Stated goal: Copy out all the entries word for word.

— START Listing —

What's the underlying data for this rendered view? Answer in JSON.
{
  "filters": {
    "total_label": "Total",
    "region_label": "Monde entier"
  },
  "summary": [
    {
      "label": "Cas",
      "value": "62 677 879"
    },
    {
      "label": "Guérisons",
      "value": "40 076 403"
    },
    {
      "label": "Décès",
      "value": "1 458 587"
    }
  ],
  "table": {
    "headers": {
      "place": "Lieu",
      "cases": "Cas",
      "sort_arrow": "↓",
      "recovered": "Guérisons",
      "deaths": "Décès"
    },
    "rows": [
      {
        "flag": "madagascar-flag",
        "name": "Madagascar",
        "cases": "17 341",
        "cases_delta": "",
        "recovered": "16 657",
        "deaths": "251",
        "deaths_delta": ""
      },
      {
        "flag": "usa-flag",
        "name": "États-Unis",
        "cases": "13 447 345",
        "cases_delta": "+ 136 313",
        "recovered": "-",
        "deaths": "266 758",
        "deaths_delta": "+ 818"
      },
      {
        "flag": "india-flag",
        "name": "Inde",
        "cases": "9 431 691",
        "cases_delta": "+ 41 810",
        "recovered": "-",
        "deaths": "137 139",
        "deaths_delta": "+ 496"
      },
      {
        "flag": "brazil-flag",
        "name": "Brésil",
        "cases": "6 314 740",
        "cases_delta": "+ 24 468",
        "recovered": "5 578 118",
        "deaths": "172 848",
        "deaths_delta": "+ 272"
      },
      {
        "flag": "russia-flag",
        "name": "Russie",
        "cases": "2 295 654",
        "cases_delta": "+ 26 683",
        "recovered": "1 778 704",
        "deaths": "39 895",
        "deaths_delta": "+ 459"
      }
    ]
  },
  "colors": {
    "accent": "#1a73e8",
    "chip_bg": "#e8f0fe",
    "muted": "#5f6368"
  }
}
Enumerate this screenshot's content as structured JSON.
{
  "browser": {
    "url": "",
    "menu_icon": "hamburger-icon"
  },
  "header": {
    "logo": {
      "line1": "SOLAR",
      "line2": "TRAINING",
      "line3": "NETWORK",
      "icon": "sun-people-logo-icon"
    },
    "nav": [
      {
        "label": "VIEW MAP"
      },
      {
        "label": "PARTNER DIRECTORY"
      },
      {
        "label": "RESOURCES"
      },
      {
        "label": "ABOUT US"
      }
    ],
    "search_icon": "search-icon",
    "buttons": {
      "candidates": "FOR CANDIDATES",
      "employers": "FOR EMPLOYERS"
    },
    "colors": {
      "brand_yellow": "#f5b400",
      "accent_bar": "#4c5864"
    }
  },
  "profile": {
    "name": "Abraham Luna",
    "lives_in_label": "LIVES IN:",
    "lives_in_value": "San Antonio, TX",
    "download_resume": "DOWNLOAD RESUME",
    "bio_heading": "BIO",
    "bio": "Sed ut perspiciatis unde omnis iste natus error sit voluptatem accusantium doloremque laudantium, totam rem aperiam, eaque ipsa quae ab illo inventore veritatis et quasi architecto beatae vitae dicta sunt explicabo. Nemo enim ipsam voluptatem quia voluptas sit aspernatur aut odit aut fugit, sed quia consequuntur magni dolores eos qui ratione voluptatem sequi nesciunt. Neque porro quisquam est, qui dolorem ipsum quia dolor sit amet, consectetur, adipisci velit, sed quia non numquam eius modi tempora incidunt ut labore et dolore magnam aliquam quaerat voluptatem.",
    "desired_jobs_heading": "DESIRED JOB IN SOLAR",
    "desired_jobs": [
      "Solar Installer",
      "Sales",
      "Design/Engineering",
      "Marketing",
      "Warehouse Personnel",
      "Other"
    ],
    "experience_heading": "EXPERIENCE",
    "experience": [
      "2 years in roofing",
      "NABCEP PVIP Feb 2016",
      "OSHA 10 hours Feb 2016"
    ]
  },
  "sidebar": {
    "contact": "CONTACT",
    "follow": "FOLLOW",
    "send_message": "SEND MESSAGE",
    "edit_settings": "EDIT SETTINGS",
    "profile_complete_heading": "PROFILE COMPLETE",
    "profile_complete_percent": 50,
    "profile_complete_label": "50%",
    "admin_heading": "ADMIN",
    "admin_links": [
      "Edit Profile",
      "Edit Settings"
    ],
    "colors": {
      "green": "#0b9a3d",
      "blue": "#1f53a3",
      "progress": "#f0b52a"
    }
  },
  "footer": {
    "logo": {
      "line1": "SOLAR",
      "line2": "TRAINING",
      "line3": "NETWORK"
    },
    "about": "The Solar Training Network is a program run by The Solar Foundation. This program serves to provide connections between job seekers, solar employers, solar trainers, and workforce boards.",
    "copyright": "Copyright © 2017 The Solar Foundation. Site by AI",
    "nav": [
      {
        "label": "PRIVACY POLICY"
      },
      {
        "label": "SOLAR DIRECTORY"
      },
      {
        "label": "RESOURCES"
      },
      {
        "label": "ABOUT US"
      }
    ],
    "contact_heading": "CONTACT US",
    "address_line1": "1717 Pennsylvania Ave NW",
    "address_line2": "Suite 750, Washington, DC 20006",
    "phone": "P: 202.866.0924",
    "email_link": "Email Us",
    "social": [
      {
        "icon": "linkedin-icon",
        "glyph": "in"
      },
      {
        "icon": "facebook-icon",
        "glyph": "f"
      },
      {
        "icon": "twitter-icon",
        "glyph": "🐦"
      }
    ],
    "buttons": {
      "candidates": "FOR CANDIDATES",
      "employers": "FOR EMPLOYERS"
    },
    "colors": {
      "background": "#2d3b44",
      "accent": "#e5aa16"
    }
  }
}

— END Listing —

Written answer:
What's the underlying data for this rendered view? Answer in JSON.
{
  "filters": {
    "total_label": "Total",
    "region_label": "Monde entier"
  },
  "summary": [
    {
      "label": "Cas",
      "value": "62 677 879"
    },
    {
      "label": "Guérisons",
      "value": "40 076 403"
    },
    {
      "label": "Décès",
      "value": "1 458 587"
    }
  ],
  "table": {
    "headers": {
      "place": "Lieu",
      "cases": "Cas",
      "sort_arrow": "↓",
      "recovered": "Guérisons",
      "deaths": "Décès"
    },
    "rows": [
      {
        "flag": "madagascar-flag",
        "name": "Madagascar",
        "cases": "17 341",
        "cases_delta": "",
        "recovered": "16 657",
        "deaths": "251",
        "deaths_delta": ""
      },
      {
        "flag": "usa-flag",
        "name": "États-Unis",
        "cases": "13 447 345",
        "cases_delta": "+ 136 313",
        "recovered": "-",
        "deaths": "266 758",
        "deaths_delta": "+ 818"
      },
      {
        "flag": "india-flag",
        "name": "Inde",
        "cases": "9 431 691",
        "cases_delta": "+ 41 810",
        "recovered": "-",
        "deaths": "137 139",
        "deaths_delta": "+ 496"
      },
      {
        "flag": "brazil-flag",
        "name": "Brésil",
        "cases": "6 314 740",
        "cases_delta": "+ 24 468",
        "recovered": "5 578 118",
        "deaths": "172 848",
        "deaths_delta": "+ 272"
      },
      {
        "flag": "russia-flag",
        "name": "Russie",
        "cases": "2 295 654",
        "cases_delta": "+ 26 683",
        "recovered": "1 778 704",
        "deaths": "39 895",
        "deaths_delta": "+ 459"
      }
    ]
  },
  "colors": {
    "accent": "#1a73e8",
    "chip_bg": "#e8f0fe",
    "muted": "#5f6368"
  }
}
Enumerate this screenshot's content as structured JSON.
{
  "browser": {
    "url": "",
    "menu_icon": "hamburger-icon"
  },
  "header": {
    "logo": {
      "line1": "SOLAR",
      "line2": "TRAINING",
      "line3": "NETWORK",
      "icon": "sun-people-logo-icon"
    },
    "nav": [
      {
        "label": "VIEW MAP"
      },
      {
        "label": "PARTNER DIRECTORY"
      },
      {
        "label": "RESOURCES"
      },
      {
        "label": "ABOUT US"
      }
    ],
    "search_icon": "search-icon",
    "buttons": {
      "candidates": "FOR CANDIDATES",
      "employers": "FOR EMPLOYERS"
    },
    "colors": {
      "brand_yellow": "#f5b400",
      "accent_bar": "#4c5864"
    }
  },
  "profile": {
    "name": "Abraham Luna",
    "lives_in_label": "LIVES IN:",
    "lives_in_value": "San Antonio, TX",
    "download_resume": "DOWNLOAD RESUME",
    "bio_heading": "BIO",
    "bio": "Sed ut perspiciatis unde omnis iste natus error sit voluptatem accusantium doloremque laudantium, totam rem aperiam, eaque ipsa quae ab illo inventore veritatis et quasi architecto beatae vitae dicta sunt explicabo. Nemo enim ipsam voluptatem quia voluptas sit aspernatur aut odit aut fugit, sed quia consequuntur magni dolores eos qui ratione voluptatem sequi nesciunt. Neque porro quisquam est, qui dolorem ipsum quia dolor sit amet, consectetur, adipisci velit, sed quia non numquam eius modi tempora incidunt ut labore et dolore magnam aliquam quaerat voluptatem.",
    "desired_jobs_heading": "DESIRED JOB IN SOLAR",
    "desired_jobs": [
      "Solar Installer",
      "Sales",
      "Design/Engineering",
      "Marketing",
      "Warehouse Personnel",
      "Other"
    ],
    "experience_heading": "EXPERIENCE",
    "experience": [
      "2 years in roofing",
      "NABCEP PVIP Feb 2016",
      "OSHA 10 hours Feb 2016"
    ]
  },
  "sidebar": {
    "contact": "CONTACT",
    "follow": "FOLLOW",
    "send_message": "SEND MESSAGE",
    "edit_settings": "EDIT SETTINGS",
    "profile_complete_heading": "PROFILE COMPLETE",
    "profile_complete_percent": 50,
    "profile_complete_label": "50%",
    "admin_heading": "ADMIN",
    "admin_links": [
      "Edit Profile",
      "Edit Settings"
    ],
    "colors": {
      "green": "#0b9a3d",
      "blue": "#1f53a3",
      "progress": "#f0b52a"
    }
  },
  "footer": {
    "logo": {
      "line1": "SOLAR",
      "line2": "TRAINING",
      "line3": "NETWORK"
    },
    "about": "The Solar Training Network is a program run by The Solar Foundation. This program serves to provide connections between job seekers, solar employers, solar trainers, and workforce boards.",
    "copyright": "Copyright © 2017 The Solar Foundation. Site by AI",
    "nav": [
      {
        "label": "PRIVACY POLICY"
      },
      {
        "label": "SOLAR DIRECTORY"
      },
      {
        "label": "RESOURCES"
      },
      {
        "label": "ABOUT US"
      }
    ],
    "contact_heading": "CONTACT US",
    "address_line1": "1717 Pennsylvania Ave NW",
    "address_line2": "Suite 750, Washington, DC 20006",
    "phone": "P: 202.866.0924",
    "email_link": "Email Us",
    "social": [
      {
        "icon": "linkedin-icon",
        "glyph": "in"
      },
      {
        "icon": "facebook-icon",
        "glyph": "f"
      },
      {
        "icon": "twitter-icon",
        "glyph": "🐦"
      }
    ],
    "buttons": {
      "candidates": "FOR CANDIDATES",
      "employers": "FOR EMPLOYERS"
    },
    "colors": {
      "background": "#2d3b44",
      "accent": "#e5aa16"
    }
  }
}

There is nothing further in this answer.